__Requirements__:
Search the listing below for the string "jeho" and copy every line where it occurs.

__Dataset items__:
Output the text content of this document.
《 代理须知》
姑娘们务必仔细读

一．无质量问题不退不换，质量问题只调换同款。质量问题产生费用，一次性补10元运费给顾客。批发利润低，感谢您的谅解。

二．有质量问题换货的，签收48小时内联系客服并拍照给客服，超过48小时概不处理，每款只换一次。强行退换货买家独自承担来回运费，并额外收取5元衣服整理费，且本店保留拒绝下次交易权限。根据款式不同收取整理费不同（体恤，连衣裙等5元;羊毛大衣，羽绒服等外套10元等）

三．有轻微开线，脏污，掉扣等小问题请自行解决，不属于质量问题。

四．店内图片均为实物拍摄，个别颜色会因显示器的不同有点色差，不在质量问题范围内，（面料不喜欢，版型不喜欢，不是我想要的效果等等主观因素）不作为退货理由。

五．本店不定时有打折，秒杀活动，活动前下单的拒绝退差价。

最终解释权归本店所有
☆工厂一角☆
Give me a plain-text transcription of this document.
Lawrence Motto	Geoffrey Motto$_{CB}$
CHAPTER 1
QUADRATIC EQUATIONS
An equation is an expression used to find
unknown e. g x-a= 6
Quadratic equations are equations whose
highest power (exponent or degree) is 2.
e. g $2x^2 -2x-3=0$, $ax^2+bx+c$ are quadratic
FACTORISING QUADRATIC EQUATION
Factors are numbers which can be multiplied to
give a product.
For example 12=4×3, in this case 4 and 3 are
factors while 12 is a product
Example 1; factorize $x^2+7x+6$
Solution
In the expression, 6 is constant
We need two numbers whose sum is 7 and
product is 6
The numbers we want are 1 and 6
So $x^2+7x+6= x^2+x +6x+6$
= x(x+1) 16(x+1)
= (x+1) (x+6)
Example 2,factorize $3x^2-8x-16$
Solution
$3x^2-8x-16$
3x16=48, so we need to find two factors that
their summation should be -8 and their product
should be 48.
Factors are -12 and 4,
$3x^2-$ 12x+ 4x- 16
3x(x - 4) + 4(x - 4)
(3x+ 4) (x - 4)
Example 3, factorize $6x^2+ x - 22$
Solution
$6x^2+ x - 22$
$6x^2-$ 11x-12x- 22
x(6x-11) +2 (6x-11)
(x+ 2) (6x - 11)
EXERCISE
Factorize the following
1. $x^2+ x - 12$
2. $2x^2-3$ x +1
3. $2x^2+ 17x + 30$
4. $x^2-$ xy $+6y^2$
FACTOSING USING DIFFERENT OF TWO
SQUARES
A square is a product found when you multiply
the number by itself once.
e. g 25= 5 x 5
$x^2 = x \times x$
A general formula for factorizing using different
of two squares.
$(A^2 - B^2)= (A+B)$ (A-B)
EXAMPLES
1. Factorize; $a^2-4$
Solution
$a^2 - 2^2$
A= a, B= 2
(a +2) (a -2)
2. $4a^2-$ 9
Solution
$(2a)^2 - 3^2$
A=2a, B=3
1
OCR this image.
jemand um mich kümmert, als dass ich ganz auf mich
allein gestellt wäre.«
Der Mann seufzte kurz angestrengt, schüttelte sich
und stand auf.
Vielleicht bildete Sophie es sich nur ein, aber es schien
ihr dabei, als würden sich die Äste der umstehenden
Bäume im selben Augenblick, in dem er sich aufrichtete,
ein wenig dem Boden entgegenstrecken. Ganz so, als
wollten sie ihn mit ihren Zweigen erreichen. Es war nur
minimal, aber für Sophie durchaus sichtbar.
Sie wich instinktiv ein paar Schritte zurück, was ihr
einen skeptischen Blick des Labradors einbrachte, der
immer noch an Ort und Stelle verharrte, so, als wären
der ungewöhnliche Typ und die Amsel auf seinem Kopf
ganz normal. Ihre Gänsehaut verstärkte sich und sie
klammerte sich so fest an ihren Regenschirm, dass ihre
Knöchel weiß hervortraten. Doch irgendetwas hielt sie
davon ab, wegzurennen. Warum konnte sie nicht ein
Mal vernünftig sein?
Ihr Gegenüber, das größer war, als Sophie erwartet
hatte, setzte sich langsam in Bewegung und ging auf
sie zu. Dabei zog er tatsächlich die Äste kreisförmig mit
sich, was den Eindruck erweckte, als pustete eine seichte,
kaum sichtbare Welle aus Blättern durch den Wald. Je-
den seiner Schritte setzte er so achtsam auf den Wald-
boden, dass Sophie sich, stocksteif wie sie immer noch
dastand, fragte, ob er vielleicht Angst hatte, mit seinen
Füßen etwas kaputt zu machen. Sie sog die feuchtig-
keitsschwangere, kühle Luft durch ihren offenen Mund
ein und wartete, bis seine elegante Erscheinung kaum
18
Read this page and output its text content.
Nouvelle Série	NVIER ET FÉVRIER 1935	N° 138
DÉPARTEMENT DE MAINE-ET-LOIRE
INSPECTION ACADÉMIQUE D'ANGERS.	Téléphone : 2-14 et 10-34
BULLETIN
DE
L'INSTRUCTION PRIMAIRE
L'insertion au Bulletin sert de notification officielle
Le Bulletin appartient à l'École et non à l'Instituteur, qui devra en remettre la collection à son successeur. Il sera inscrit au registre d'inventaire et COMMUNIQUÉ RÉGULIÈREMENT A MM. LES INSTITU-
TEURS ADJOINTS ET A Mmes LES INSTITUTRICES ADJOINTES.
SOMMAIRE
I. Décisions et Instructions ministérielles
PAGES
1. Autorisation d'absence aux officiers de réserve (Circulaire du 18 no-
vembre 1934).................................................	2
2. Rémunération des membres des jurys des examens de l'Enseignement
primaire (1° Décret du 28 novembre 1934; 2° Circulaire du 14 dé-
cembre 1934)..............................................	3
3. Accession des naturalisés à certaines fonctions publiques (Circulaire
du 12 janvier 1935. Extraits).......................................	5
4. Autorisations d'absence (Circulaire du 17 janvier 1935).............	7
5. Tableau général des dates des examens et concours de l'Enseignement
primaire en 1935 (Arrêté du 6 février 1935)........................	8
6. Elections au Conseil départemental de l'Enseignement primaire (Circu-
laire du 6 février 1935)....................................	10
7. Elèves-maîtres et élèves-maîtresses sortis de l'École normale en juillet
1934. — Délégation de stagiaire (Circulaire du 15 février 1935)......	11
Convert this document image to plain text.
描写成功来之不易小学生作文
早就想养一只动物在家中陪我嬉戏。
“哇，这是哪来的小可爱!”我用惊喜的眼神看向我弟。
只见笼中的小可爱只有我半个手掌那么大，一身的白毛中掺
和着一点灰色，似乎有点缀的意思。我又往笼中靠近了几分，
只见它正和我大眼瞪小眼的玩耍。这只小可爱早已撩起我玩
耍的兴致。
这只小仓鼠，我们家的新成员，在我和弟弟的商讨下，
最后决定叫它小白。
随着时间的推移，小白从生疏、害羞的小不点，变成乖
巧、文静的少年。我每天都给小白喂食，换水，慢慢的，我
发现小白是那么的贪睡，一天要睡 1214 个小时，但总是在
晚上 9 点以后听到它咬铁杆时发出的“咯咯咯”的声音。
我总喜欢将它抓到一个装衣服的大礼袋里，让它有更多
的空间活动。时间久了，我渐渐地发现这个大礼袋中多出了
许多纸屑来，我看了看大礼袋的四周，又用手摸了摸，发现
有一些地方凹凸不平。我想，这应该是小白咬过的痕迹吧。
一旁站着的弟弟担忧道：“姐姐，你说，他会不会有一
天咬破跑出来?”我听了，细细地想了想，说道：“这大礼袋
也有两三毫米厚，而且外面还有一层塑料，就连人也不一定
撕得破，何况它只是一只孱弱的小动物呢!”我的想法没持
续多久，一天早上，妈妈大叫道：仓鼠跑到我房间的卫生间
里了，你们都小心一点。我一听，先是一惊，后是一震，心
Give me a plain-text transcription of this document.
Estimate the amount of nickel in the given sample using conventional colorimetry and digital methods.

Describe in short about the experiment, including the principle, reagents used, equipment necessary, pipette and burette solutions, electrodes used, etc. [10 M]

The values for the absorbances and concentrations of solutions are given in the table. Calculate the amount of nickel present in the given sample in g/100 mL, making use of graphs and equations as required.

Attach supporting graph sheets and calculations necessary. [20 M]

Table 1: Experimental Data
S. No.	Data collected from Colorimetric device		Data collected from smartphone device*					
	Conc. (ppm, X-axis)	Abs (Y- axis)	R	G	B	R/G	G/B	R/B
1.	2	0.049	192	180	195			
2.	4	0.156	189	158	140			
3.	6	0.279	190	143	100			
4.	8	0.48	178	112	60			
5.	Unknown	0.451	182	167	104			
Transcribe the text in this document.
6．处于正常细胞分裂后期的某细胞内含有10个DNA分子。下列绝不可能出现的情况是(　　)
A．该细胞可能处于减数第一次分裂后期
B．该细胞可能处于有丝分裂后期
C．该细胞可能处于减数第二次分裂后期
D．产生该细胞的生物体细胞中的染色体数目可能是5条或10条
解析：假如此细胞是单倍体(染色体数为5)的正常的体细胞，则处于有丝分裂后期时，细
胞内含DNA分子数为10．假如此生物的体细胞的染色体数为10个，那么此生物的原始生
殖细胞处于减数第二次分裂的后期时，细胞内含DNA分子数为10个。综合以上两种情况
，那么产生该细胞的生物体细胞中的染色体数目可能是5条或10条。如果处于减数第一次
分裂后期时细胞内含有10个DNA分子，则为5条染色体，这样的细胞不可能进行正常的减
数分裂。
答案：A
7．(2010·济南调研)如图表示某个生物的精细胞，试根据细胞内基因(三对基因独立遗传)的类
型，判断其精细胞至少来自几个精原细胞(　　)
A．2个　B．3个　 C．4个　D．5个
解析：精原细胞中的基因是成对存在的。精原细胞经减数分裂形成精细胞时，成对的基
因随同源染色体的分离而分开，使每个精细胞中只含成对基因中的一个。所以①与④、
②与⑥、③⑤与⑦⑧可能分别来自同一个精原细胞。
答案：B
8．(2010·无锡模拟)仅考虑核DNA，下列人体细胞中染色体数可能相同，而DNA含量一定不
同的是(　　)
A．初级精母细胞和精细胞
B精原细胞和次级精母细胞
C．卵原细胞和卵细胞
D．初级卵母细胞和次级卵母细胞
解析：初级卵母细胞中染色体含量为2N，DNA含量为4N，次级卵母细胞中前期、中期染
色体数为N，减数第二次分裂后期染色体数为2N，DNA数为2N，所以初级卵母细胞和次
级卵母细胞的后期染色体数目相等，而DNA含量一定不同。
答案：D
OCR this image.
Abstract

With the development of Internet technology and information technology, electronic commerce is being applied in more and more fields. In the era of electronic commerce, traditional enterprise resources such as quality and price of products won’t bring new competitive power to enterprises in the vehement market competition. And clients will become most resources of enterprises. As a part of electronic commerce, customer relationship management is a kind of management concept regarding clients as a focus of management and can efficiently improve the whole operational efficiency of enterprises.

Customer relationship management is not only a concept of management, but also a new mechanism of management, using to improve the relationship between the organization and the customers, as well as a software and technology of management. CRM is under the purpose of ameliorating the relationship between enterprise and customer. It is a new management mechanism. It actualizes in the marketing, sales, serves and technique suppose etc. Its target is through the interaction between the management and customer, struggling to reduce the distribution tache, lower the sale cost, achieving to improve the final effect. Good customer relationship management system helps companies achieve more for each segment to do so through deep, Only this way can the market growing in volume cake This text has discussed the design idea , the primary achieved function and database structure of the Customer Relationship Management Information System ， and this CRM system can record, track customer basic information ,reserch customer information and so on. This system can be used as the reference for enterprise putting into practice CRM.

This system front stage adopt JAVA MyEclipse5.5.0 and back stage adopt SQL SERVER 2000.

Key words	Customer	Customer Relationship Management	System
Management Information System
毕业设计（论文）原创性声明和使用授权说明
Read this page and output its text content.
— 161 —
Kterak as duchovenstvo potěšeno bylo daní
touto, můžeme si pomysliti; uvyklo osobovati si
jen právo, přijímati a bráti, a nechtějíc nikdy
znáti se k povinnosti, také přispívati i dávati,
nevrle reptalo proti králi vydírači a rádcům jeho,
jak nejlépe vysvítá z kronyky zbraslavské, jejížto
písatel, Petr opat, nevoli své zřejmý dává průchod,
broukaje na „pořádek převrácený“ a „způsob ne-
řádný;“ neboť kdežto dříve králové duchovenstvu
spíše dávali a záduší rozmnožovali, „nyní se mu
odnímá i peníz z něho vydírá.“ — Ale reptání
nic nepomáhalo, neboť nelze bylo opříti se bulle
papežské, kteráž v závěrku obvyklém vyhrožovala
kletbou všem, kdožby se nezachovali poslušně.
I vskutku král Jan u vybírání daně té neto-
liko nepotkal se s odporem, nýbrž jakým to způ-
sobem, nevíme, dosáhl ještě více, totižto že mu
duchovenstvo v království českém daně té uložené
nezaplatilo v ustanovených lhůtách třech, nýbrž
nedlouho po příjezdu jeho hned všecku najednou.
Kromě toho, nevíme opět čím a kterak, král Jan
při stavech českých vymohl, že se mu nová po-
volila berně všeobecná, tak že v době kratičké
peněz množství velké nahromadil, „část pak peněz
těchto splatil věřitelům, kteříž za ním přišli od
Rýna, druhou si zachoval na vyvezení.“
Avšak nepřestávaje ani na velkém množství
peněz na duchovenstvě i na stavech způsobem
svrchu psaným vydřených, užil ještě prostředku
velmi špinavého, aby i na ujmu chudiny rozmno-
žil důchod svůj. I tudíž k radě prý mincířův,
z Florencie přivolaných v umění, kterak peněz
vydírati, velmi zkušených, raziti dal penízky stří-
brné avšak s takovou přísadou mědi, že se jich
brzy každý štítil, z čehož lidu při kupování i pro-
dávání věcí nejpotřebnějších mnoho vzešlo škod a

__Result of the exercise__:
nevrle reptalo proti králi vydírači a rádcům jeho,
nedlouho po příjezdu jeho hned všecku najednou.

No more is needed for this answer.